- ENTRIES
* * * * *

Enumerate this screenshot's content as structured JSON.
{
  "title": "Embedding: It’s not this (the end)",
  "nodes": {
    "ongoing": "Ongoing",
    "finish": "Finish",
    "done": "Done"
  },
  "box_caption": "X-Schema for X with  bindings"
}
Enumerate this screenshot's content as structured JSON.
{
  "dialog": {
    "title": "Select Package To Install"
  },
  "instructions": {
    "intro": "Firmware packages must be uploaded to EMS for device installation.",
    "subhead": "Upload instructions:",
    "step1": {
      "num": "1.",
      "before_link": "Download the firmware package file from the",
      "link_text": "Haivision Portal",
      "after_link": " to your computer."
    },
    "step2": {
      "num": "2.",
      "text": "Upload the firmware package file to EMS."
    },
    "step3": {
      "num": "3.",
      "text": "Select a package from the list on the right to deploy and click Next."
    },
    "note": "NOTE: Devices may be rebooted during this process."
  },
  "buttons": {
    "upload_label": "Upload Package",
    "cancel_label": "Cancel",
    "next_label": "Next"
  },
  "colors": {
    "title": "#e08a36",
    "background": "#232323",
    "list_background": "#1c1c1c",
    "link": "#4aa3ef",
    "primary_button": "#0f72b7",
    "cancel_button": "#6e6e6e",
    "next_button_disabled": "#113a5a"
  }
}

* * * * *

Return every line in the listing that contains the word "title".

  "title": "Embedding: It’s not this (the end)",
    "title": "Select Package To Install"
    "title": "#e08a36",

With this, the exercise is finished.